Whenever a line below holds the word "this", copy that line.
---
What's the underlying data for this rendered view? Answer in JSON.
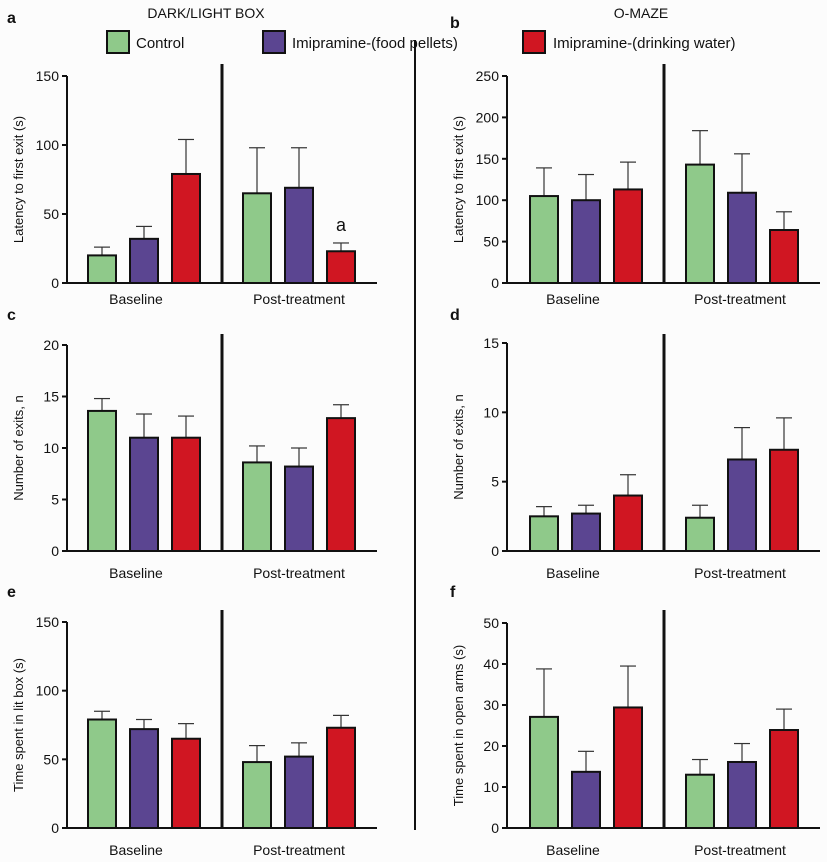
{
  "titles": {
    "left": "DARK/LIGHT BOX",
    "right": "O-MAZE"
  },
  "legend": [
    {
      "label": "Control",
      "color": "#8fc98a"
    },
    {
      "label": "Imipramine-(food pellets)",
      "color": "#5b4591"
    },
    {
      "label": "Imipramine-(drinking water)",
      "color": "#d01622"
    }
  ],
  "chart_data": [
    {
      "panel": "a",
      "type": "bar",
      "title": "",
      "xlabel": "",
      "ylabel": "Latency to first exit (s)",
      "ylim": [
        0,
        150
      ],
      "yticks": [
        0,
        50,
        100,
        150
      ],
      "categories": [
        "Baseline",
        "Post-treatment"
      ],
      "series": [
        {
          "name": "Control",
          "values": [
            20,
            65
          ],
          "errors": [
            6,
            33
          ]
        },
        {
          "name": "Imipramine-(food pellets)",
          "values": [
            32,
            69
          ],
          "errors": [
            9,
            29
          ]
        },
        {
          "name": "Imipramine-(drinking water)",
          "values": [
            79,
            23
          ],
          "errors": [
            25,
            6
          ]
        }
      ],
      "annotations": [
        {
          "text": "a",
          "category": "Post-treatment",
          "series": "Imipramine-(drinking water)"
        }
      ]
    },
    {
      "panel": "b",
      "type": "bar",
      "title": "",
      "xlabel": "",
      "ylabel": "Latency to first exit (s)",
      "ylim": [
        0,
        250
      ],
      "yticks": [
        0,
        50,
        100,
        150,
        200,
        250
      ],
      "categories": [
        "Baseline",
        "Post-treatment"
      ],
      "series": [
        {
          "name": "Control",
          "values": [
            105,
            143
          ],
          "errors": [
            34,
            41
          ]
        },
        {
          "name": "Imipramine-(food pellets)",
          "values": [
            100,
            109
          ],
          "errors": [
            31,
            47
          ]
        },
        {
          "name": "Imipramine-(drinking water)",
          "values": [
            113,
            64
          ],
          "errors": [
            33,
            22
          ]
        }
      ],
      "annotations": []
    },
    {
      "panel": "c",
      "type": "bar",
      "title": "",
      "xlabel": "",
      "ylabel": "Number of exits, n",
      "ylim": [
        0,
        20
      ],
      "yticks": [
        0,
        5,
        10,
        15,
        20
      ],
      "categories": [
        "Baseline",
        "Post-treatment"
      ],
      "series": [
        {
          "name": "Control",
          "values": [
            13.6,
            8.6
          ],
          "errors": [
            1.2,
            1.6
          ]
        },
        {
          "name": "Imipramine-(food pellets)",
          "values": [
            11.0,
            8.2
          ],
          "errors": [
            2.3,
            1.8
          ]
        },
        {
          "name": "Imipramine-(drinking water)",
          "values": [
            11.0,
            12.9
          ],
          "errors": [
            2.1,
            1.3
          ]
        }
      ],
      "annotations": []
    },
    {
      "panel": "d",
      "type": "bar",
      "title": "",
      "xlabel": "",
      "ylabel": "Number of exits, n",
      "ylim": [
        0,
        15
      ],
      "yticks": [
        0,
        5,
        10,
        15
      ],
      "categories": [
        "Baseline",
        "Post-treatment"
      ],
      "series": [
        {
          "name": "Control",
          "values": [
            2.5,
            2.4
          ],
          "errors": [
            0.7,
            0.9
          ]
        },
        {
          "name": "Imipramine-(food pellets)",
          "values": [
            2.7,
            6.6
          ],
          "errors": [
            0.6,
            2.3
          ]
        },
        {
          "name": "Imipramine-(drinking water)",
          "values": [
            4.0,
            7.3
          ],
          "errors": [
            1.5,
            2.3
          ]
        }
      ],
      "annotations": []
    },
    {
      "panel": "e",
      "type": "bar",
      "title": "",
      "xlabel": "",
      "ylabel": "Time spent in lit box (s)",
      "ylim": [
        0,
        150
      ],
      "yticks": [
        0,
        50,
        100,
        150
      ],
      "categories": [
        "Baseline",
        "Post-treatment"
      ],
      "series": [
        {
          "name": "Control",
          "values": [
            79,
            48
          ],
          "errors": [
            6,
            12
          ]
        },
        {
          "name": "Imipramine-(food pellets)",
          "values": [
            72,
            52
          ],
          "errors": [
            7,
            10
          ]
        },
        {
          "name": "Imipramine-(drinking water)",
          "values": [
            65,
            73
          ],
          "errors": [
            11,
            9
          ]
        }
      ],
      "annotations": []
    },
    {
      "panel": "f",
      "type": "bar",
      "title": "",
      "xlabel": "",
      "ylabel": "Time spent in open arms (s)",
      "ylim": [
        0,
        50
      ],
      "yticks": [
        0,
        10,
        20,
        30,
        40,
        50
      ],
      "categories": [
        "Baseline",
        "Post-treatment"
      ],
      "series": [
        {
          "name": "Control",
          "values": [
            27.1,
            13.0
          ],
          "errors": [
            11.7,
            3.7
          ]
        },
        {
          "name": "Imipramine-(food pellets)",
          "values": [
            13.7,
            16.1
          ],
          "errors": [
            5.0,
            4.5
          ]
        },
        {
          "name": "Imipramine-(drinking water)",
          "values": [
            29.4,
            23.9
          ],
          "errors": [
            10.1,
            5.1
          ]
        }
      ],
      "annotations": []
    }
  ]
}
---
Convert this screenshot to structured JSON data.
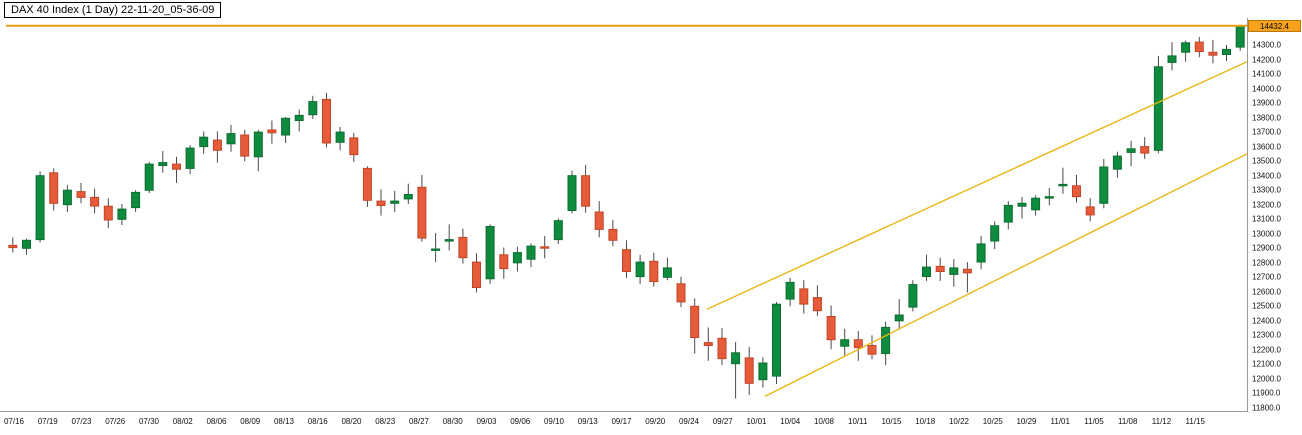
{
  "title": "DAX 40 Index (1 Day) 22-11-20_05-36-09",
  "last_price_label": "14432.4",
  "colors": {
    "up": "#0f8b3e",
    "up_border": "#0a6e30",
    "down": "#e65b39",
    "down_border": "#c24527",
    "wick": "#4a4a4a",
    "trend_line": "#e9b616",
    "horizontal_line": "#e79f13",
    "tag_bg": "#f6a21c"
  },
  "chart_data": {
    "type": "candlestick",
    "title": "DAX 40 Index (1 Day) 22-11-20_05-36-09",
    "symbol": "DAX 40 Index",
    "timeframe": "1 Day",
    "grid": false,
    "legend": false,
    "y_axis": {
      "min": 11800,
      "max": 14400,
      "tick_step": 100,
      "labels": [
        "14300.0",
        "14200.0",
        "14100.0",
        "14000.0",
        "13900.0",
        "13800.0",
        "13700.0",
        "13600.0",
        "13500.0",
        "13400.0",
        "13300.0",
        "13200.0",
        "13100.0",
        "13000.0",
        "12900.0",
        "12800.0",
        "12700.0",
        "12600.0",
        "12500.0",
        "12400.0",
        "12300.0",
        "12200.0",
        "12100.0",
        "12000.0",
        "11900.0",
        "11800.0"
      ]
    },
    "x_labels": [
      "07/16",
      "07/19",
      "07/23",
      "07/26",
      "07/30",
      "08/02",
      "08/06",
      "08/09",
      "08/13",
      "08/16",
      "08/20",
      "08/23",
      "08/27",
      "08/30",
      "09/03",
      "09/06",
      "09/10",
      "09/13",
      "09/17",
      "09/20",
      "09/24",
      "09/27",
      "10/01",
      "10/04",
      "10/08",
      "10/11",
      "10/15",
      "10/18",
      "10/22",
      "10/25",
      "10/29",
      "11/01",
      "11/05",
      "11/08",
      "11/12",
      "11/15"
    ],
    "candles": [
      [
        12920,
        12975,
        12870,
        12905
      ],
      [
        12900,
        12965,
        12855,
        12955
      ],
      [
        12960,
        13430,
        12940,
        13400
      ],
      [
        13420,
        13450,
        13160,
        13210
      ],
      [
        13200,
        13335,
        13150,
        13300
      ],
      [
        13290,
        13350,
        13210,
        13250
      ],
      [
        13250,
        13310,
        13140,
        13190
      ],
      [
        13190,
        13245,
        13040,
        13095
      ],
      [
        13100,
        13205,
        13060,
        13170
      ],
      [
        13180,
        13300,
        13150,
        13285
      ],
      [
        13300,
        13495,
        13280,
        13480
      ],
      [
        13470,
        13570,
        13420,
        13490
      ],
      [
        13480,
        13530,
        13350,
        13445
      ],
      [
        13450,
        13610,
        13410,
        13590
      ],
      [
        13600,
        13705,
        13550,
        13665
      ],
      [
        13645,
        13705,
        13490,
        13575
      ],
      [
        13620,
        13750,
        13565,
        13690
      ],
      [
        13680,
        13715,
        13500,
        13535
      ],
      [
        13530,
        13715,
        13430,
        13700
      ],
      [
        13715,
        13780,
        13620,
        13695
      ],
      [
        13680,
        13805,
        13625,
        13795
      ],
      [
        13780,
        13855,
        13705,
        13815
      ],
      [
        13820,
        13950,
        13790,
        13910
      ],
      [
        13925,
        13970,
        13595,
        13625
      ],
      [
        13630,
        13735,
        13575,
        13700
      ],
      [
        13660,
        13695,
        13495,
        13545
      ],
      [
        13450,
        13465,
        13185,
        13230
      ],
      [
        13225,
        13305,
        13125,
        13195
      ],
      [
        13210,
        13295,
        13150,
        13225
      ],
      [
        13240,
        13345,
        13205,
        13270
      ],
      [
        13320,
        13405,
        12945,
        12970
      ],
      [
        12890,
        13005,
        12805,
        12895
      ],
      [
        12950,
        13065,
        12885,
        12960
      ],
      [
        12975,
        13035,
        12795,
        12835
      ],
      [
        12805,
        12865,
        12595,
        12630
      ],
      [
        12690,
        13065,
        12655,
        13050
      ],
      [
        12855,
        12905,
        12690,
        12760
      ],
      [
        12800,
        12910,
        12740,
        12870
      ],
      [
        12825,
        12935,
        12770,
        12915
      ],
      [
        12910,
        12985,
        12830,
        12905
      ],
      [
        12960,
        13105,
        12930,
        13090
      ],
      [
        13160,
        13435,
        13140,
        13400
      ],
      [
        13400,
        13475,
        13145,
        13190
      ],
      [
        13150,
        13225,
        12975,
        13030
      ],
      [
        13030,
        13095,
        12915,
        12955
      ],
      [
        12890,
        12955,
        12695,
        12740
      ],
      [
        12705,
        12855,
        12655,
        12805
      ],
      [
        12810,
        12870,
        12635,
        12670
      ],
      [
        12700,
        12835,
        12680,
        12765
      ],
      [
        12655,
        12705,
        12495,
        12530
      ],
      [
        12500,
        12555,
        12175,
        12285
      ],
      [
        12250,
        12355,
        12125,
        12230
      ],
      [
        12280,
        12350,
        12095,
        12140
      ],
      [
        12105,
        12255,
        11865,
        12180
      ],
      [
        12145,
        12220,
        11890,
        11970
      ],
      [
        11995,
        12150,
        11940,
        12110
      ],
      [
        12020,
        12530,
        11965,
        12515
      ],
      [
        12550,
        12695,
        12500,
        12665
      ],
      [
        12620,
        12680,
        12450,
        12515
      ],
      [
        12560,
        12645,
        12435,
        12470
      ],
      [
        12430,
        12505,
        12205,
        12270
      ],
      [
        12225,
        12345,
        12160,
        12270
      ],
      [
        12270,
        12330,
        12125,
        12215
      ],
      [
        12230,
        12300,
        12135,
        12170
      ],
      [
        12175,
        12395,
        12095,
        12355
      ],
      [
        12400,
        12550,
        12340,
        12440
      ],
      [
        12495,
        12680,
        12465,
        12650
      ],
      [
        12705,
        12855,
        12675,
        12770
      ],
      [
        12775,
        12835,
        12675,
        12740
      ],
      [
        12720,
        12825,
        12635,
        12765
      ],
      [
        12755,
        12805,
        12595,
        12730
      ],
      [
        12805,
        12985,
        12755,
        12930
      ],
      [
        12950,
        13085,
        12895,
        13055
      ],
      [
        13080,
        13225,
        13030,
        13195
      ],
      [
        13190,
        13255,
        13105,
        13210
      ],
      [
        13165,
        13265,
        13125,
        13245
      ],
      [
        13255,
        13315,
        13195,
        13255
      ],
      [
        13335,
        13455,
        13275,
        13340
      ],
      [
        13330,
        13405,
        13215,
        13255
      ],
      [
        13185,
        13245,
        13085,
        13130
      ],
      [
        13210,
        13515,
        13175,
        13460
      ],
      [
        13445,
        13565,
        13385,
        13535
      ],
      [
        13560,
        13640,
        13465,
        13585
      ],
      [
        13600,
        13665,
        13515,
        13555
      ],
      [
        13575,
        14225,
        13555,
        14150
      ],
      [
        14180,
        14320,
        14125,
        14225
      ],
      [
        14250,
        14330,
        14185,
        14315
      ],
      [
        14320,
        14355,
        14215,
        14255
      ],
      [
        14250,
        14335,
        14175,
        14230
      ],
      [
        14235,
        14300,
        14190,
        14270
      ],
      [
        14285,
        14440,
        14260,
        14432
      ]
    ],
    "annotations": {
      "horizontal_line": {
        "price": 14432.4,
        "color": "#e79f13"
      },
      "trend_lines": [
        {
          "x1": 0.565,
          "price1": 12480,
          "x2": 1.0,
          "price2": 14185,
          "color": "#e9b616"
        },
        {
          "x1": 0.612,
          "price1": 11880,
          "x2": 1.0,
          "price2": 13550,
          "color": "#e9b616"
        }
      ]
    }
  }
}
---
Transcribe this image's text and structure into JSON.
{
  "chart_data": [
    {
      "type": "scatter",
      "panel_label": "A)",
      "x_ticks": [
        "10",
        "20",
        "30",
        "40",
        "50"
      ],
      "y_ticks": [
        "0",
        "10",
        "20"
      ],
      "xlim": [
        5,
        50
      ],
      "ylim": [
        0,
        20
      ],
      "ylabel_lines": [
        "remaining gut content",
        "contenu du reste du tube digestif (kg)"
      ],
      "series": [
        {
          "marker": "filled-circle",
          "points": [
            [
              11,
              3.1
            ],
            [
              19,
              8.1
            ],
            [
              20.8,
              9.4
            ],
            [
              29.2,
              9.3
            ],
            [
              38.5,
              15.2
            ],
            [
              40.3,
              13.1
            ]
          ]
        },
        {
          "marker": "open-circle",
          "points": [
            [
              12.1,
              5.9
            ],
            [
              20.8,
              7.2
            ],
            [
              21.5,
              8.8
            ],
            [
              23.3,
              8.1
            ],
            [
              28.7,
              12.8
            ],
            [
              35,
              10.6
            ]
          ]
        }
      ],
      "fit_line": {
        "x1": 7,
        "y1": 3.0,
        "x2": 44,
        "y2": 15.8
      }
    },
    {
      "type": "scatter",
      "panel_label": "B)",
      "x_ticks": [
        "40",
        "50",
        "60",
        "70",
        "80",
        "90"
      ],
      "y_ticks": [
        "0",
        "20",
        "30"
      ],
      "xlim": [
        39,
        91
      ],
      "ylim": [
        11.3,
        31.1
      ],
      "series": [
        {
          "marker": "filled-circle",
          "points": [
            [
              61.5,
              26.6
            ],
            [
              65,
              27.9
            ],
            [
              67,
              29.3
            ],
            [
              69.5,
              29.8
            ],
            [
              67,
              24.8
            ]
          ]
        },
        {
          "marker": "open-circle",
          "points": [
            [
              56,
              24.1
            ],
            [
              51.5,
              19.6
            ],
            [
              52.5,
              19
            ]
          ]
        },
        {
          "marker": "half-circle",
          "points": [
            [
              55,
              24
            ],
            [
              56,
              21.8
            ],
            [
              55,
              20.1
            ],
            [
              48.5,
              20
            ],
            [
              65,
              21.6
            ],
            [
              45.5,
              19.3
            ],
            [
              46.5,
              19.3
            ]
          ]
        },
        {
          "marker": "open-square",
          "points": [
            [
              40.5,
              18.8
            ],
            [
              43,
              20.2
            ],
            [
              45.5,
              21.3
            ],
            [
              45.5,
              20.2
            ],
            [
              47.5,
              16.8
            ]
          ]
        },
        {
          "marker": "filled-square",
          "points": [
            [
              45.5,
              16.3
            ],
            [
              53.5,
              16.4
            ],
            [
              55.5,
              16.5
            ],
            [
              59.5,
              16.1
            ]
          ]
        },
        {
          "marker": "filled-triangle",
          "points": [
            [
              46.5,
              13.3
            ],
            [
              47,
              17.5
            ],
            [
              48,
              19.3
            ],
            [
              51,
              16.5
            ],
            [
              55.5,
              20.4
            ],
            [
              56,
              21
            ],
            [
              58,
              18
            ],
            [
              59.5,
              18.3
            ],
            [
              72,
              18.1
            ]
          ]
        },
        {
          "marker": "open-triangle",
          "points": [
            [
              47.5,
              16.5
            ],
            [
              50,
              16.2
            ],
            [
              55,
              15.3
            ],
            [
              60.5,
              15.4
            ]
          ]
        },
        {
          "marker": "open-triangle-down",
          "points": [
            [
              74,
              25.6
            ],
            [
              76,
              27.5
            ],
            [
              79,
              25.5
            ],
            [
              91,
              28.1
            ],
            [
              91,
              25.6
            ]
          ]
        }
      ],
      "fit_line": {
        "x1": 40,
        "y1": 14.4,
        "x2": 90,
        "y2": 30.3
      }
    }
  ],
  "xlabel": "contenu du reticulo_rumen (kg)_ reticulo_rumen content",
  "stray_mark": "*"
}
---
■ **Written answer**
What's the underlying data for this rendered view? Answer in JSON.
Convert this screenshot to structured JSON data.
Transcribe this image's text and structure into JSON.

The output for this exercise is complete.